'''

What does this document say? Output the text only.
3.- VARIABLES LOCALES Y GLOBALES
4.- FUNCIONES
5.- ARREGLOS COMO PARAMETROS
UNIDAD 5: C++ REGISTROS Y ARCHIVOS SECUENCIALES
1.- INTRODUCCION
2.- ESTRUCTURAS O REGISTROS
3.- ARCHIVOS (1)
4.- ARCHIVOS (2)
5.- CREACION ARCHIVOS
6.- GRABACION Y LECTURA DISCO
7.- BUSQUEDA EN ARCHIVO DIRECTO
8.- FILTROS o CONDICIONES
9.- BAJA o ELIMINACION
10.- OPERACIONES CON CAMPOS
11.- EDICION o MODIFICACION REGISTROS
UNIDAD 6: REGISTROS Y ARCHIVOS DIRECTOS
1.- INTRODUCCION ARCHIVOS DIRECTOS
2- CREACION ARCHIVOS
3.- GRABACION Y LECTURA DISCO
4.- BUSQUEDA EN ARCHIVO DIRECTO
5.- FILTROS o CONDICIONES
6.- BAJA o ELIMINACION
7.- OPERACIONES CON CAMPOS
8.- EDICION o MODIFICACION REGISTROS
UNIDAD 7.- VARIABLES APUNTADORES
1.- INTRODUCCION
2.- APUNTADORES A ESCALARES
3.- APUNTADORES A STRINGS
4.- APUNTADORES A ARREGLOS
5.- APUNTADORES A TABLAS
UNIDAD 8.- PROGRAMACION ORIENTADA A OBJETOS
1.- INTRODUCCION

'''

WHAT THE TASK REQUIRES → Reproduce every record, matching each line exactly.

OUTPUT FOR THIS TASK →
What does this document say? Output the text only.
3.- VARIABLES LOCALES Y GLOBALES
4.- FUNCIONES
5.- ARREGLOS COMO PARAMETROS
UNIDAD 5: C++ REGISTROS Y ARCHIVOS SECUENCIALES
1.- INTRODUCCION
2.- ESTRUCTURAS O REGISTROS
3.- ARCHIVOS (1)
4.- ARCHIVOS (2)
5.- CREACION ARCHIVOS
6.- GRABACION Y LECTURA DISCO
7.- BUSQUEDA EN ARCHIVO DIRECTO
8.- FILTROS o CONDICIONES
9.- BAJA o ELIMINACION
10.- OPERACIONES CON CAMPOS
11.- EDICION o MODIFICACION REGISTROS
UNIDAD 6: REGISTROS Y ARCHIVOS DIRECTOS
1.- INTRODUCCION ARCHIVOS DIRECTOS
2- CREACION ARCHIVOS
3.- GRABACION Y LECTURA DISCO
4.- BUSQUEDA EN ARCHIVO DIRECTO
5.- FILTROS o CONDICIONES
6.- BAJA o ELIMINACION
7.- OPERACIONES CON CAMPOS
8.- EDICION o MODIFICACION REGISTROS
UNIDAD 7.- VARIABLES APUNTADORES
1.- INTRODUCCION
2.- APUNTADORES A ESCALARES
3.- APUNTADORES A STRINGS
4.- APUNTADORES A ARREGLOS
5.- APUNTADORES A TABLAS
UNIDAD 8.- PROGRAMACION ORIENTADA A OBJETOS
1.- INTRODUCCION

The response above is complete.